What is expected: Draw out every line with the word "опрос" from the listing below.

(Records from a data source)
================

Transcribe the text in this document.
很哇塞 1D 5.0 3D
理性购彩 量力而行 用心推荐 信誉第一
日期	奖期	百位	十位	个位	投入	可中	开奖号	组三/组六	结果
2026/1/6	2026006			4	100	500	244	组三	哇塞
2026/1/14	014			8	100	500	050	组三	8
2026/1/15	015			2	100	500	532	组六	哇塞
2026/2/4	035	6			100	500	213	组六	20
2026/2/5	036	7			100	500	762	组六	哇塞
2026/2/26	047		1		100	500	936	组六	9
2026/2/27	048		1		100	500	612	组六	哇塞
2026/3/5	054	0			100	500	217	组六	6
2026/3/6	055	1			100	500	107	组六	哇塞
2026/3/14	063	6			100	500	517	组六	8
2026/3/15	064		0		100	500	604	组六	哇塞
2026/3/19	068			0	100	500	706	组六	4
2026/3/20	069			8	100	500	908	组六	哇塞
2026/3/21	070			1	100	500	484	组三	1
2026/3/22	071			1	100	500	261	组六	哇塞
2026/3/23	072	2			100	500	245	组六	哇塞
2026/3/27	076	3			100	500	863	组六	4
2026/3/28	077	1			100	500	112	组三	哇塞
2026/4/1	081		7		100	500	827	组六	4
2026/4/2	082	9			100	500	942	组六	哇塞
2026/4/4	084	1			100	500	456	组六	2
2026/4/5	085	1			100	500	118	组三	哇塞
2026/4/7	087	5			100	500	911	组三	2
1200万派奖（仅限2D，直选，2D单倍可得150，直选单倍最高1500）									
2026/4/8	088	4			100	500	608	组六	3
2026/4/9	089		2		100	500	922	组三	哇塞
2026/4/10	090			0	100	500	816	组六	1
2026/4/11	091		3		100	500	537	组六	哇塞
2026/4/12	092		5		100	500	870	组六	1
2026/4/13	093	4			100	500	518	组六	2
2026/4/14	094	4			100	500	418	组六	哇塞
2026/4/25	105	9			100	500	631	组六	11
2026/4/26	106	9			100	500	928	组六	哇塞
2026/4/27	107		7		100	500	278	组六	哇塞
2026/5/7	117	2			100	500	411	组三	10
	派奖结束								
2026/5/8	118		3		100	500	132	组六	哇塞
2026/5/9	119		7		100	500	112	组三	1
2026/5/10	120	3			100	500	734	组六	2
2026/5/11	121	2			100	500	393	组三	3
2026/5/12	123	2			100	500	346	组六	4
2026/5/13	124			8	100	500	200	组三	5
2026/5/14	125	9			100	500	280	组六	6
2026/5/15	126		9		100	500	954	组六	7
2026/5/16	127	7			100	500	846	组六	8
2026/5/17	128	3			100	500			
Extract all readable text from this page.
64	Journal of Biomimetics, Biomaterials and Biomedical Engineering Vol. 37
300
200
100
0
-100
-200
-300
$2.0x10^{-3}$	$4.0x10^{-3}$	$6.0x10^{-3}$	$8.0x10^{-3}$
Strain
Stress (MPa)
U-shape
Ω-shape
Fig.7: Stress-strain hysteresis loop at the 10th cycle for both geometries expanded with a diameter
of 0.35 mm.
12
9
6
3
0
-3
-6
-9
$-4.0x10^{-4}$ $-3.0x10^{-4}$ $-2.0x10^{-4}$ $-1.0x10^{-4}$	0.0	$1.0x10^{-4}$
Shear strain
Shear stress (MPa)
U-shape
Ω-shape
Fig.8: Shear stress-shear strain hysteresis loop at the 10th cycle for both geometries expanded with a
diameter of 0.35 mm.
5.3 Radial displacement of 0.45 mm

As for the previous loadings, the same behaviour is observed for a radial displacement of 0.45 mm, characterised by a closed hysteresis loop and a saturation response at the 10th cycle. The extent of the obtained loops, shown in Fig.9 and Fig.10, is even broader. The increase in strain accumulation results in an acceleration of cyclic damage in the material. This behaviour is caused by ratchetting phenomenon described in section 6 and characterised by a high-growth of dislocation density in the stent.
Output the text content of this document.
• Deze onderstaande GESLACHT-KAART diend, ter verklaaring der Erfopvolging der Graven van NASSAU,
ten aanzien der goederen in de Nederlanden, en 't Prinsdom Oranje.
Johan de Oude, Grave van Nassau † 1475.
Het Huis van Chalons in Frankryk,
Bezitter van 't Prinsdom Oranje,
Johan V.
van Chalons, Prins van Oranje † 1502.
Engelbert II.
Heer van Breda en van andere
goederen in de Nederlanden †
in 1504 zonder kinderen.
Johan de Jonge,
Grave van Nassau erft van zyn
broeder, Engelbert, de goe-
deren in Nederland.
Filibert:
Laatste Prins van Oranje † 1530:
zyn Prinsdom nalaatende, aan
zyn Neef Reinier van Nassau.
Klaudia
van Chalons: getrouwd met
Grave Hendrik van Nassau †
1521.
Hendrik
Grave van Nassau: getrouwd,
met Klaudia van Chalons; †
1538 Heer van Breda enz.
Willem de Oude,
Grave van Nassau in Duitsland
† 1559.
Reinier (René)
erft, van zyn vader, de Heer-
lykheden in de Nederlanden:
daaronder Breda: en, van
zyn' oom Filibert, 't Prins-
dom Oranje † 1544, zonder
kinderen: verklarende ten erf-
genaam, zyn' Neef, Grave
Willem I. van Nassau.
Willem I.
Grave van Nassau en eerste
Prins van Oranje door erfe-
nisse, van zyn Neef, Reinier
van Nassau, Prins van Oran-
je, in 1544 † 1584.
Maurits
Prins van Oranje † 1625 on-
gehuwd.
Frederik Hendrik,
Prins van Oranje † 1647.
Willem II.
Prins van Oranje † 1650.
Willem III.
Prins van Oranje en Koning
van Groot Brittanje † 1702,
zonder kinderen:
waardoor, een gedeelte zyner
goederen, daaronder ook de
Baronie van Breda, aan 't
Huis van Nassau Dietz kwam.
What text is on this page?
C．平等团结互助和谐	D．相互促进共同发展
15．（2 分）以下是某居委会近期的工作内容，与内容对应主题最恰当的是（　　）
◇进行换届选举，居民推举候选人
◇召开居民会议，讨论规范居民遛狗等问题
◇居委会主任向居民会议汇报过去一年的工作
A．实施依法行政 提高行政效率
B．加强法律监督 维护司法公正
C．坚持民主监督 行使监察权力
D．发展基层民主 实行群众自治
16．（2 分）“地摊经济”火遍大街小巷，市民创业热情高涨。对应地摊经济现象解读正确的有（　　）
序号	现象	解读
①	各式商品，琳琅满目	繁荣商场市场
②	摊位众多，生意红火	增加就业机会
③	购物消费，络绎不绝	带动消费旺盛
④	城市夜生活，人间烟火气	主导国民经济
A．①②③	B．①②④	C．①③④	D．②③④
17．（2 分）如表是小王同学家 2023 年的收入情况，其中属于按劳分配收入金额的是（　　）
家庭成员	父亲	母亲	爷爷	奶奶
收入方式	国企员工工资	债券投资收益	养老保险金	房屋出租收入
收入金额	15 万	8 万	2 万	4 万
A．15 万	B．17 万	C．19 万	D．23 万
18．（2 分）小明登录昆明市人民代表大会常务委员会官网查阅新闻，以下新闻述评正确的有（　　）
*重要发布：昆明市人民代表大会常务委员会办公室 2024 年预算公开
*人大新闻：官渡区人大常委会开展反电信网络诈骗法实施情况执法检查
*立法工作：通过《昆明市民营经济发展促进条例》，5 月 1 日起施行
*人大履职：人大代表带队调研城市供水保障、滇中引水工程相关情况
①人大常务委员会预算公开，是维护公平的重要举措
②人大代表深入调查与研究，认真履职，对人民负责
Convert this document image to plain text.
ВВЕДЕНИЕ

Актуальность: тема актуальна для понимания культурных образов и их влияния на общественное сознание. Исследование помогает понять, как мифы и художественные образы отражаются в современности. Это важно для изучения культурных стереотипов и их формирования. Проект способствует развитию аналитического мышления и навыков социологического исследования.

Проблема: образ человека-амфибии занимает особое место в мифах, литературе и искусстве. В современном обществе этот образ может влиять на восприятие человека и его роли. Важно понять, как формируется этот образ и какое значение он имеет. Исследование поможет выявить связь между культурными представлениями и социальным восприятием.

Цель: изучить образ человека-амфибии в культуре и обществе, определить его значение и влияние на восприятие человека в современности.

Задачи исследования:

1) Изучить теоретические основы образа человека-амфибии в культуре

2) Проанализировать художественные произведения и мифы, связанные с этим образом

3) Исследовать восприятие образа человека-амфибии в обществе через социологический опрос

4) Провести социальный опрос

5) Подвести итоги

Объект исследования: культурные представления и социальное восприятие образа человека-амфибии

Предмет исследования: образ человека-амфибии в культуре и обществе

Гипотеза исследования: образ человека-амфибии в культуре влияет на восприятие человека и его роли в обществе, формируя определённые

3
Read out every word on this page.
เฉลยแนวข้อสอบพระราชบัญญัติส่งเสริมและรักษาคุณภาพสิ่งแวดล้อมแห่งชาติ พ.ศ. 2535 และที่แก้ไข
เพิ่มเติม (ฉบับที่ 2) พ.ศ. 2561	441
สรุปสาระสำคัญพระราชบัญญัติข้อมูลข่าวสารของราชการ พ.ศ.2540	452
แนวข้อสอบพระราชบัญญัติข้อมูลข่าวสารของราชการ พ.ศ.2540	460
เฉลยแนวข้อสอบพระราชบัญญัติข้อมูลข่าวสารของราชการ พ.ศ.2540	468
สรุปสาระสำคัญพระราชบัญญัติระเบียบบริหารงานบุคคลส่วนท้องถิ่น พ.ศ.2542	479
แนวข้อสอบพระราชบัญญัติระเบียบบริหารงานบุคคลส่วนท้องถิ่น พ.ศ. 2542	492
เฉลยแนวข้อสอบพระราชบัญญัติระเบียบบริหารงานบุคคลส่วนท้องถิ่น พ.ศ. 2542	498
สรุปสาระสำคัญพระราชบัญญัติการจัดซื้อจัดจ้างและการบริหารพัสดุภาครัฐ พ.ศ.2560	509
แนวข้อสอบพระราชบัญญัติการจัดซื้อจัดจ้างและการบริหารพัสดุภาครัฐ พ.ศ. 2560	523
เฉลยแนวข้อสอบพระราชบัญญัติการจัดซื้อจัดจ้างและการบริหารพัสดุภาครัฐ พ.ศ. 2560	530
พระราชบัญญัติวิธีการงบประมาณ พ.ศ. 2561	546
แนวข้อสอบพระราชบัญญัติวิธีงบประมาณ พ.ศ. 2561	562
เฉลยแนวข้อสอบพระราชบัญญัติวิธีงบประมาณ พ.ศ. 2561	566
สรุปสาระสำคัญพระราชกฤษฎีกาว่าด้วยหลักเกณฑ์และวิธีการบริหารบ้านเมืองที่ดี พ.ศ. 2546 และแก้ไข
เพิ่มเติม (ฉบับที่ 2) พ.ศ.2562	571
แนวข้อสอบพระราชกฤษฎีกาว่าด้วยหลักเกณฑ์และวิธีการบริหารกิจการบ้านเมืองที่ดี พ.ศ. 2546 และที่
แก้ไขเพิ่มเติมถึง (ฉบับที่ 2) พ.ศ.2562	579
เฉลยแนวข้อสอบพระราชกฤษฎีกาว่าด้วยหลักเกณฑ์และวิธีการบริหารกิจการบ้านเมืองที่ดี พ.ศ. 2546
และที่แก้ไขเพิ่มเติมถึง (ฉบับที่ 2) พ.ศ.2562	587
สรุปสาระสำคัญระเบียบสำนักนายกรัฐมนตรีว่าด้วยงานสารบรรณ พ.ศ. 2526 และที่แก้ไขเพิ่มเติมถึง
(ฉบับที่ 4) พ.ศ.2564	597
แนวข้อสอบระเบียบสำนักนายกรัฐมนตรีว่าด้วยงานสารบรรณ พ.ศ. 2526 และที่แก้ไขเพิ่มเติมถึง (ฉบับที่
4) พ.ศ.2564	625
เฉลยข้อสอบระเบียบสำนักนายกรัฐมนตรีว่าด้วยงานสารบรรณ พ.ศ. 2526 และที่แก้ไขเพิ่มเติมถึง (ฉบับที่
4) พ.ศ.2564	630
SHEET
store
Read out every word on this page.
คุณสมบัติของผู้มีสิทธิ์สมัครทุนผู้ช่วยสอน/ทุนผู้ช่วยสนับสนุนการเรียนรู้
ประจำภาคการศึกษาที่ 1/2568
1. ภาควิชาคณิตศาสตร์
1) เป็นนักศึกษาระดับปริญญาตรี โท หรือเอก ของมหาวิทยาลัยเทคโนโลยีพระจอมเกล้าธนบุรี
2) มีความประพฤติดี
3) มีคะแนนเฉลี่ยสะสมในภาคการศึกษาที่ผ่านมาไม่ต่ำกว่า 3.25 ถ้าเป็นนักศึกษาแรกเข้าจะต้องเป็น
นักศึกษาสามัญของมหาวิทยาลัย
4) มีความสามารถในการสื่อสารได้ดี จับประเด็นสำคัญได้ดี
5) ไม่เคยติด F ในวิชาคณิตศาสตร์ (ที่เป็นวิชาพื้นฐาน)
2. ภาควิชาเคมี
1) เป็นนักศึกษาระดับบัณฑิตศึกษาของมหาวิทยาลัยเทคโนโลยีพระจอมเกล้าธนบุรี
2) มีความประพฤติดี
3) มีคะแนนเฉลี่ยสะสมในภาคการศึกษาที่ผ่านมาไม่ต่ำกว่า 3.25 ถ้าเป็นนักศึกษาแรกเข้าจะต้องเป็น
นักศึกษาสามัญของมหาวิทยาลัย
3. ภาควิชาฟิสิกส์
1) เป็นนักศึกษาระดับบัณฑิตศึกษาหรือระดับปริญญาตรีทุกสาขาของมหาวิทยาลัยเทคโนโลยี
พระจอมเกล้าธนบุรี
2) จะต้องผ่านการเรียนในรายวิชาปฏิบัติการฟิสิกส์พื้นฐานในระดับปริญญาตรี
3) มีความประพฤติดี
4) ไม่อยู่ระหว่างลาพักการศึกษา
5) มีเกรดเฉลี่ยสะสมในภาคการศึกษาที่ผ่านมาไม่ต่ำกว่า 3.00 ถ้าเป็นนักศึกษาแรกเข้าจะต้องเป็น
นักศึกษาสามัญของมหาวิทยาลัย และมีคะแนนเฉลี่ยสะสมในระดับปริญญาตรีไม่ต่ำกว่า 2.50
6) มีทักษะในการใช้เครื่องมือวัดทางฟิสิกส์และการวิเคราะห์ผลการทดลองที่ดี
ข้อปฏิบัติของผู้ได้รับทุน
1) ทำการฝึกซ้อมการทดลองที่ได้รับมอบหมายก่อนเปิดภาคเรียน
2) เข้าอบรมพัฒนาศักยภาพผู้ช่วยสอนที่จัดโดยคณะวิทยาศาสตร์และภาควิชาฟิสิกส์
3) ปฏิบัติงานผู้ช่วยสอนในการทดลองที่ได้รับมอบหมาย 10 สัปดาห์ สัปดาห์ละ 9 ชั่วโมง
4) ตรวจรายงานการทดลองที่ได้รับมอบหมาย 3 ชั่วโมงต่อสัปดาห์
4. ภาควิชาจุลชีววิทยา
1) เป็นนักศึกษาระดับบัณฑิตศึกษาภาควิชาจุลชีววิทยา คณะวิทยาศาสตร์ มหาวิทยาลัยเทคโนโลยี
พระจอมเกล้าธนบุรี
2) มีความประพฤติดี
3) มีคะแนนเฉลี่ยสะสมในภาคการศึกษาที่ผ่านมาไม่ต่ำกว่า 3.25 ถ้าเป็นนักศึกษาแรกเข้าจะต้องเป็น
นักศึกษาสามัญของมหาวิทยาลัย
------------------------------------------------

================

Result of the task:
3) Исследовать восприятие образа человека-амфибии в обществе через социологический опрос
4) Провести социальный опрос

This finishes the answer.